* **BRIEF**
Count every line where "Rest" shows up, and give that number only.

··········

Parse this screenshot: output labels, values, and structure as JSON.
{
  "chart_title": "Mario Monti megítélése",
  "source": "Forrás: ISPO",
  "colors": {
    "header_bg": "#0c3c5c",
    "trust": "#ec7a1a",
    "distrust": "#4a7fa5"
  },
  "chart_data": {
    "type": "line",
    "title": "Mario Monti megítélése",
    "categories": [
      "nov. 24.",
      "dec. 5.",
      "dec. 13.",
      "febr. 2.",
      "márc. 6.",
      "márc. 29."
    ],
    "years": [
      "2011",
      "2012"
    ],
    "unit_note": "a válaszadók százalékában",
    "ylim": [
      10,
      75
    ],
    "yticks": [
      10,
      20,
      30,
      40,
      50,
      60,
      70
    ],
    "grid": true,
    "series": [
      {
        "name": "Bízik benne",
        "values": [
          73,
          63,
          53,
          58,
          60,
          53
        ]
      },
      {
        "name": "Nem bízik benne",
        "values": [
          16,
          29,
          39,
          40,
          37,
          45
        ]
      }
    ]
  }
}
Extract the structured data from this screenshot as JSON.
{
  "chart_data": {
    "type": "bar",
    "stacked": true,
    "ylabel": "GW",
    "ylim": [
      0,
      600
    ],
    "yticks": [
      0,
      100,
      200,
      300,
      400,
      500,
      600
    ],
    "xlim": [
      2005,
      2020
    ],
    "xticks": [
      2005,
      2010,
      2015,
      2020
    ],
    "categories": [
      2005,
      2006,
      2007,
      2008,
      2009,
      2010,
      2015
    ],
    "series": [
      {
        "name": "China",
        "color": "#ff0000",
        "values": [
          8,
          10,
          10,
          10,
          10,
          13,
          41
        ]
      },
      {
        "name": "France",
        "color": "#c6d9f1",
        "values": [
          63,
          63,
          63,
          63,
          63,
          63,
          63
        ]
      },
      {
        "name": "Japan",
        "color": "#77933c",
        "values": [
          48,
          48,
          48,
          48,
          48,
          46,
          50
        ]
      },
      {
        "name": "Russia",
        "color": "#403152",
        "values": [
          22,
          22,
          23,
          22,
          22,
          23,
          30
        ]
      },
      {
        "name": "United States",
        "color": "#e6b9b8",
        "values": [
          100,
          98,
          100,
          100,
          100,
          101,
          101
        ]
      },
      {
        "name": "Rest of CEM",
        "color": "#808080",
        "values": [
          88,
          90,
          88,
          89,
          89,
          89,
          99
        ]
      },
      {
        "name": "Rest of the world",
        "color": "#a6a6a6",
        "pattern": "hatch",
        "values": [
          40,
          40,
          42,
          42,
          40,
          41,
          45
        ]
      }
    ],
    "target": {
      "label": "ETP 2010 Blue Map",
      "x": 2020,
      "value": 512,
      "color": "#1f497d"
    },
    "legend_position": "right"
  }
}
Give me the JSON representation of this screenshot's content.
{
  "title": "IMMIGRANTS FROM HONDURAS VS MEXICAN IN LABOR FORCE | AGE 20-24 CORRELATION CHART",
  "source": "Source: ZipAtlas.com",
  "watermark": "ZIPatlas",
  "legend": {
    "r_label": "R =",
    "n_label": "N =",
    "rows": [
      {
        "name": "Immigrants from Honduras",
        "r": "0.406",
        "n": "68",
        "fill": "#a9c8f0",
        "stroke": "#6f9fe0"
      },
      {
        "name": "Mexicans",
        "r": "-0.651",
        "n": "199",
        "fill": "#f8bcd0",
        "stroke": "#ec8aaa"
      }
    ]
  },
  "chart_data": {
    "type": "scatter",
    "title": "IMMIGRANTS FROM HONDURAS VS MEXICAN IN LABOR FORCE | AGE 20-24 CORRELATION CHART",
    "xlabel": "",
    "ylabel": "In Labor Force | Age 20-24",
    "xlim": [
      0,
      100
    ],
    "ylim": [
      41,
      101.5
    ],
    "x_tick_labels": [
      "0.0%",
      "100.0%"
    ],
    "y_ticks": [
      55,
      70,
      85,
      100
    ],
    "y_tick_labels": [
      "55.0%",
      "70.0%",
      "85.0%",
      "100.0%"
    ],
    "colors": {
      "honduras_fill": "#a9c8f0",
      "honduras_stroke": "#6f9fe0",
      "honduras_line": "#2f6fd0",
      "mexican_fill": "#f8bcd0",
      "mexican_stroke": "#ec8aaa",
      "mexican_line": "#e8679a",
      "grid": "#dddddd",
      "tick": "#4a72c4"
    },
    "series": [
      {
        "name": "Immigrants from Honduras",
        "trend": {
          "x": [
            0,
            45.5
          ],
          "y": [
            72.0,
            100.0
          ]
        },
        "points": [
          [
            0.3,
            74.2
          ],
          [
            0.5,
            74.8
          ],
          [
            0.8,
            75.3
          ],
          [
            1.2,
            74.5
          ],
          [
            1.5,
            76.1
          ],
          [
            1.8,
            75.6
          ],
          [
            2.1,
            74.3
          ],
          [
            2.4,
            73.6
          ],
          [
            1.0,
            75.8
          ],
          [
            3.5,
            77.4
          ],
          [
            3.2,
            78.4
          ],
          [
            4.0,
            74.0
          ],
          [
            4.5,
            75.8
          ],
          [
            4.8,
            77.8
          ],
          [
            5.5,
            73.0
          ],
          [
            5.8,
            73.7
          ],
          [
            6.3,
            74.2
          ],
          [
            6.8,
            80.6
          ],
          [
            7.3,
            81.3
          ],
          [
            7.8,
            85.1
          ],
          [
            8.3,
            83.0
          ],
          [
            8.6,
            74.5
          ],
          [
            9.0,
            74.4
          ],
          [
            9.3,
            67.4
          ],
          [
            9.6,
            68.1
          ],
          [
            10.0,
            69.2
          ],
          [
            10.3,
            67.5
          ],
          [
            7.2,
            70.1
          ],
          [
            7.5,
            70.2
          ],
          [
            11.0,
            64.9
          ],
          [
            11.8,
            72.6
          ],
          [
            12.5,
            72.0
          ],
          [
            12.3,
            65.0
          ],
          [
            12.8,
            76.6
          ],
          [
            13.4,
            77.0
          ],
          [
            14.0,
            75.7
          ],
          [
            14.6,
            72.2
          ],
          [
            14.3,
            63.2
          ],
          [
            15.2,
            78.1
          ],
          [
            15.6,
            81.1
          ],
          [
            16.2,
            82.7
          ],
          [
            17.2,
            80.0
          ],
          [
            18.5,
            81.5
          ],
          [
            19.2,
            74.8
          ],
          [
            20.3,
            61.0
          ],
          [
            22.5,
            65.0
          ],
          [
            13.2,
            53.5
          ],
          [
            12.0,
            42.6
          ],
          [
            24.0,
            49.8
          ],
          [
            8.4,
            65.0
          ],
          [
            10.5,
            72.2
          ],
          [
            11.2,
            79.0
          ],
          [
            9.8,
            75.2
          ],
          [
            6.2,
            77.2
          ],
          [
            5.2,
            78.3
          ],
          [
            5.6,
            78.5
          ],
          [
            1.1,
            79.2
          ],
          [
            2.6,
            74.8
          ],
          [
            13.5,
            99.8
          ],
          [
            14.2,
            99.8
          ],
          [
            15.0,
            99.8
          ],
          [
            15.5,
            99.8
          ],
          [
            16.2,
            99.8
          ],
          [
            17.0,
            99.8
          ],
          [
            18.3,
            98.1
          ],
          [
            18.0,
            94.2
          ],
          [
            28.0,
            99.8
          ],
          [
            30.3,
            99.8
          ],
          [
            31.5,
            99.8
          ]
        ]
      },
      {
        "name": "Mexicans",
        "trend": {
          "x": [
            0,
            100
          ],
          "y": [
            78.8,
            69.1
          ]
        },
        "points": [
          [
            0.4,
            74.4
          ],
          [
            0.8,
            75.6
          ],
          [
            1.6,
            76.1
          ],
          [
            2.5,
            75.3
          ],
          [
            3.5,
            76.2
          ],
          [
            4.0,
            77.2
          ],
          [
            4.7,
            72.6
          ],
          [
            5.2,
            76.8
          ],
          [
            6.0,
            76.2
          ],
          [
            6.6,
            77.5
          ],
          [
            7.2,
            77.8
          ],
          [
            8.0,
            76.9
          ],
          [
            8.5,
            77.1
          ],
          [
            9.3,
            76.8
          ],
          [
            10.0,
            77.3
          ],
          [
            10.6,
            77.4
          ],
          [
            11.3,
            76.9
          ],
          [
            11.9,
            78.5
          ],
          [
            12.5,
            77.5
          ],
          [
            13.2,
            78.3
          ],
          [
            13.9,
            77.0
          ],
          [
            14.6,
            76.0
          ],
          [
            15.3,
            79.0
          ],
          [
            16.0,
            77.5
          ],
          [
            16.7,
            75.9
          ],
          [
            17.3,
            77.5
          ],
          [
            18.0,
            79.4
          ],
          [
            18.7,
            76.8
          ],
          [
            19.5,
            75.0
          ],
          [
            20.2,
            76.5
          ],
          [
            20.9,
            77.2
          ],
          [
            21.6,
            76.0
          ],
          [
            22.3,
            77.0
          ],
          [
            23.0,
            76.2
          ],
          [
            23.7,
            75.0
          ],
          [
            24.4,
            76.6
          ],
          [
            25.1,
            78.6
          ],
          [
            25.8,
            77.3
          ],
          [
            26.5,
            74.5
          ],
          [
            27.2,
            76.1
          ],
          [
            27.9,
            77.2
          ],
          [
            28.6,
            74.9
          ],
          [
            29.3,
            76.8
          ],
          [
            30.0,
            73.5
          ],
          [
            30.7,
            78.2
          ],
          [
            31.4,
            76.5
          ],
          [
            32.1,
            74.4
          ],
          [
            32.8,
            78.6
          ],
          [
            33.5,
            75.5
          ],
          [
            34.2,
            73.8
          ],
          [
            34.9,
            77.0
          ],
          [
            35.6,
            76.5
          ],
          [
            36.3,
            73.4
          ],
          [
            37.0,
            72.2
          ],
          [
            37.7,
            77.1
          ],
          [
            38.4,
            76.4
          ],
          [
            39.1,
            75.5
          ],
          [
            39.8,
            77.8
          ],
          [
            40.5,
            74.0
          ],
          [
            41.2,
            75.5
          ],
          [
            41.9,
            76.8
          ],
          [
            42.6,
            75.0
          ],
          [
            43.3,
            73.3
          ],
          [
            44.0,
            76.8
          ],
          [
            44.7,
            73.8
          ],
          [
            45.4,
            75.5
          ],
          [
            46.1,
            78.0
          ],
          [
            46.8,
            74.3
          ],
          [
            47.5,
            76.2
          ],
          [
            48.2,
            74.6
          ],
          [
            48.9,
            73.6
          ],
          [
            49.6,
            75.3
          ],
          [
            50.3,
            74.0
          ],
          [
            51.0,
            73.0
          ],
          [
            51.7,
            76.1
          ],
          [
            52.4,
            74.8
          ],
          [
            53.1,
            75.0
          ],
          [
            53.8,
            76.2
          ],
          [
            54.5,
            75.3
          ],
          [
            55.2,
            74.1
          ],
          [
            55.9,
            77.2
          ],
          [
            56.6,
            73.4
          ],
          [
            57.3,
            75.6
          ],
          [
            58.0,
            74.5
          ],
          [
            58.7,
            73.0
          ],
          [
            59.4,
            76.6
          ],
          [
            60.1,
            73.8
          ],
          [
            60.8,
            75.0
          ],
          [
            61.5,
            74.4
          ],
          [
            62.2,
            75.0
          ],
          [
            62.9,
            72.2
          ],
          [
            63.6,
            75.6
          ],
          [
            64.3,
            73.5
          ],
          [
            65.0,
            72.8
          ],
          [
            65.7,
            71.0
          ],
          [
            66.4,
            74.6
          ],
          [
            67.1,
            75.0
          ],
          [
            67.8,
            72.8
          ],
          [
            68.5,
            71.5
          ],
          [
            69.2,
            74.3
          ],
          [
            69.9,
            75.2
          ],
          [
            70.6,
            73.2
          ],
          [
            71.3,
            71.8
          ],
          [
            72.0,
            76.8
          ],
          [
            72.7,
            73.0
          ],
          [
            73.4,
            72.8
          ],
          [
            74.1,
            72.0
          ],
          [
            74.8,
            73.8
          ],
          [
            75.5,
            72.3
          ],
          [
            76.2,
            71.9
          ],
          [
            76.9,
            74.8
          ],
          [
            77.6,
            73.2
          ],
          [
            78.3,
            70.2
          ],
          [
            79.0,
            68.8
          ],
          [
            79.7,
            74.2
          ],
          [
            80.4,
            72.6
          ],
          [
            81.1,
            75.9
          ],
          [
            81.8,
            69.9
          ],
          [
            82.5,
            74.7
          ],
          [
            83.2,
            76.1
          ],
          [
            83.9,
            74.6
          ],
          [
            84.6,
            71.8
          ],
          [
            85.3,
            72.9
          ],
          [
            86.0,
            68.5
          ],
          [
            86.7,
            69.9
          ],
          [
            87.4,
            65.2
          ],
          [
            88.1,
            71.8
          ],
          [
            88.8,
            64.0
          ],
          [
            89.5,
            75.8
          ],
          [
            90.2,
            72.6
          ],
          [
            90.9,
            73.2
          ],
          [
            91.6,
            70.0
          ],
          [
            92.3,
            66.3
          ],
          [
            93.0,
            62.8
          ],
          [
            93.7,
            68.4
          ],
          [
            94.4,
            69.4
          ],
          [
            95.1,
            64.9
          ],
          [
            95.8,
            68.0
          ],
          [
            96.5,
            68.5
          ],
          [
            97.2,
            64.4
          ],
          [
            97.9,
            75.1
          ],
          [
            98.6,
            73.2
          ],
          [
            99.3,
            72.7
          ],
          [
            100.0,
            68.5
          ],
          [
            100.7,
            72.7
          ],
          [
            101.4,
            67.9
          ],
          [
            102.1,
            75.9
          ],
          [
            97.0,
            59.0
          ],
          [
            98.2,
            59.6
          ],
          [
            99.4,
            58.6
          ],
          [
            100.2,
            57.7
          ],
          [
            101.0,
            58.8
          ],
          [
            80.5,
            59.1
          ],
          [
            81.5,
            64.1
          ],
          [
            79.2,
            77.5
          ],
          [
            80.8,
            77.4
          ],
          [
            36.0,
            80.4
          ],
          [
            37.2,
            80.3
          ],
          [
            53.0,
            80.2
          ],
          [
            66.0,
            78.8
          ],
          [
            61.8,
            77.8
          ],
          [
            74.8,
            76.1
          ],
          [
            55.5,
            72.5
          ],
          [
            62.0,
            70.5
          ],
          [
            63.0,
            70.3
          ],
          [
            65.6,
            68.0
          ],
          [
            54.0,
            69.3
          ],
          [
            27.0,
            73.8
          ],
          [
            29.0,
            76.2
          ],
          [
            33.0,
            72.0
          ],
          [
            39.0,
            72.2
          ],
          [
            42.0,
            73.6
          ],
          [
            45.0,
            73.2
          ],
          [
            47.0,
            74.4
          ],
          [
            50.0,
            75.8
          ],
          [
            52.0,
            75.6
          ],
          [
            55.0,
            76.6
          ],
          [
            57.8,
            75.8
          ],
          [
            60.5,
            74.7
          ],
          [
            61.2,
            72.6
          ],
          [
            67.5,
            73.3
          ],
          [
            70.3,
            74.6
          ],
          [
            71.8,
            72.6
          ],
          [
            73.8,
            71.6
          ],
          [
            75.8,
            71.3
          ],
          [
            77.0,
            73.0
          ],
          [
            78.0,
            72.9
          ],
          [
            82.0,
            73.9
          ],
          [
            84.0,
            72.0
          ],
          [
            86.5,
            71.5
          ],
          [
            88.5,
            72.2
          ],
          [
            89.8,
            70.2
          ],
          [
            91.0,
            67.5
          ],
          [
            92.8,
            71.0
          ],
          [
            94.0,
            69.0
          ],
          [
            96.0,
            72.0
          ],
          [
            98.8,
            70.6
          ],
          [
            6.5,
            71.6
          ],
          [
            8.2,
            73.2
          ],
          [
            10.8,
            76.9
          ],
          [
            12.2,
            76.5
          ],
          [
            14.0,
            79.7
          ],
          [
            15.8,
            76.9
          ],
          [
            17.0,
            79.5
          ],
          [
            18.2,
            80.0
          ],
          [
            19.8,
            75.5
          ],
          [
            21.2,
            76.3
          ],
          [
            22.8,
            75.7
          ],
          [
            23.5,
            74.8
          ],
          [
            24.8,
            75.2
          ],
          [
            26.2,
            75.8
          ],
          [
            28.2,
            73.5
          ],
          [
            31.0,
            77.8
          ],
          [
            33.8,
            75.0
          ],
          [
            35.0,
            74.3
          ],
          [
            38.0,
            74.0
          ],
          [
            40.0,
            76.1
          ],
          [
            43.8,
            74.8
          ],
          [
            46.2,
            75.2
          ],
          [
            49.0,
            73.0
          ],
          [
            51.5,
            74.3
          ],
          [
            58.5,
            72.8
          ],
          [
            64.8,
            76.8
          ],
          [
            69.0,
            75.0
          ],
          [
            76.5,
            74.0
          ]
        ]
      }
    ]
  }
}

··········

* **PROBLEM SOLUTION**
2